* _ACTION ITEM 1_
Please decide whether each statement agrees with the blog post on sickness and faith: (a) the writer was kept in bed by a stomach bug, (b) the writer concluded the lesson was about trust, and (c) the writer says God expects us to solve the hardships we endure. Answer each with yes or no, quoting the deciding words from the post.
* _ACTION ITEM 2_
Go on with the blog post on sickness and faith, starting after its last sentence.

### SELECTED TEXT ###

There are moments that we as Christians wonder where God is. He seems distant even when we pray earnestly for answers.
But, there are other times that He is so evident that you just want to shout.
For a few weeks I have been in that pit that I described two blog posts ago. A week ago, I ended up with some kind of stomach bug or something that put me in the bed unable to move. Even when I was finally able to get up and go back to work, I had no energy and no joy. I actually experienced a depression.
During that "low in the pit" time, I tried to follow the steps I laid out from my husband's sermon on Joseph. I pressed God for the lesson I was supposed to learn so I could move on with life. I tried to force the lesson, determining it must be about trust. But, that wasn't the answer.
When I decided to take my focus off my sickness, I think I discovered the answer. I so often let worry or sickness or fatigue or whatever circumstance I'm facing at the moment to become my focus. I can fix this. If I can't fix it, then I grieve over it and wallow in it.
But, God tells us in His Word that in this world there's a lot of junk we have to endure (Paula interpretation). He doesn't expect us to conquer it. He doesn't expect us to solve it. He doesn't even expect us to understand it.

### DATASET EXTRACT ###

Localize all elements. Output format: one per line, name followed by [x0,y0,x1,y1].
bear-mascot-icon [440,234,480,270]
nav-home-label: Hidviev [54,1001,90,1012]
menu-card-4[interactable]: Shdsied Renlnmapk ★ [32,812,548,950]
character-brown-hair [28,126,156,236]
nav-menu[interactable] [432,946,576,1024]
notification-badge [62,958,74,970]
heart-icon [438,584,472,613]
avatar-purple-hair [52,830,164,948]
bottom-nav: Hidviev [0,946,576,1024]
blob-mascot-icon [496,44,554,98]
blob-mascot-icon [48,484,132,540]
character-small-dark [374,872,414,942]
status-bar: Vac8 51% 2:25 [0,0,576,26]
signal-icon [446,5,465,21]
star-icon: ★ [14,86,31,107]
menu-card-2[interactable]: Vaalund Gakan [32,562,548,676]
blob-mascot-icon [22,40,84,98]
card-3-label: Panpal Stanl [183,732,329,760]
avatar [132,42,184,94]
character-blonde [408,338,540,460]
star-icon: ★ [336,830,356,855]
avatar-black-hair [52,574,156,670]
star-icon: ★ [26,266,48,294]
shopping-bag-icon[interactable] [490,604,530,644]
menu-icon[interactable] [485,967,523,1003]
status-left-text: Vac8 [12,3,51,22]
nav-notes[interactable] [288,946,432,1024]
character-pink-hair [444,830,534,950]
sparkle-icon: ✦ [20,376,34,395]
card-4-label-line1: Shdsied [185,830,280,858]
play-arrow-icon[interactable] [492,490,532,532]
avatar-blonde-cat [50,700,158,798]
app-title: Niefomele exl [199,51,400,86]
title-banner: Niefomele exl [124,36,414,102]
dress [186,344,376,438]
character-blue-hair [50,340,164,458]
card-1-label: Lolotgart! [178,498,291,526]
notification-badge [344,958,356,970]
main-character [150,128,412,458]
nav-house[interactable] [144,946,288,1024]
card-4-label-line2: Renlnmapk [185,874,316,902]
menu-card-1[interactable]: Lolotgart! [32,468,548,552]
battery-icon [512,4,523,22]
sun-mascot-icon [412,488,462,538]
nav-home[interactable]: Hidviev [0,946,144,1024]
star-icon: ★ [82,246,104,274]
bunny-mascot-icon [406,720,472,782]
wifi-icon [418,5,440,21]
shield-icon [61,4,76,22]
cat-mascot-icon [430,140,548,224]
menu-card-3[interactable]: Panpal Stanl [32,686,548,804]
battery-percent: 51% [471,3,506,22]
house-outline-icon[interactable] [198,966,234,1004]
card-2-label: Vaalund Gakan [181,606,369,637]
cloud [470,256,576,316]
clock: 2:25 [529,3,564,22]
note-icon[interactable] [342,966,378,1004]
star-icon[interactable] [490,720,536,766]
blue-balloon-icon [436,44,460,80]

###

* _TASK OUTPUT 1_
(a) Yes: "I ended up with some kind of stomach bug or something that put me in the bed unable to move."
(b) No: "I tried to force the lesson, determining it must be about trust. But, that wasn't the answer."
(c) No: "He doesn't expect us to solve it."

* _TASK OUTPUT 2_
Basically, when I threw up my hands and proclaimed: "God, I can't do this!" He said: "Finally."
Why is this a lesson I have to learn over and over? Surely by now, I should know that the best thing to do on my own is nothing. It's all Christ living in me and through me.
This past Sunday morning, my Scripture calendar read:
"Bless the Lord, O my soul,
and do not forget all His benefits -
who forgives all your iniquity,
who heals all of your diseases,
who redeems your life from the pit,
who crowns you with steadfast love and mercy,
who satisfies you with good as long as you live
so that your youth is renewed like the eagle's."
Yep, coming out of the pit and being renewed. Still learning.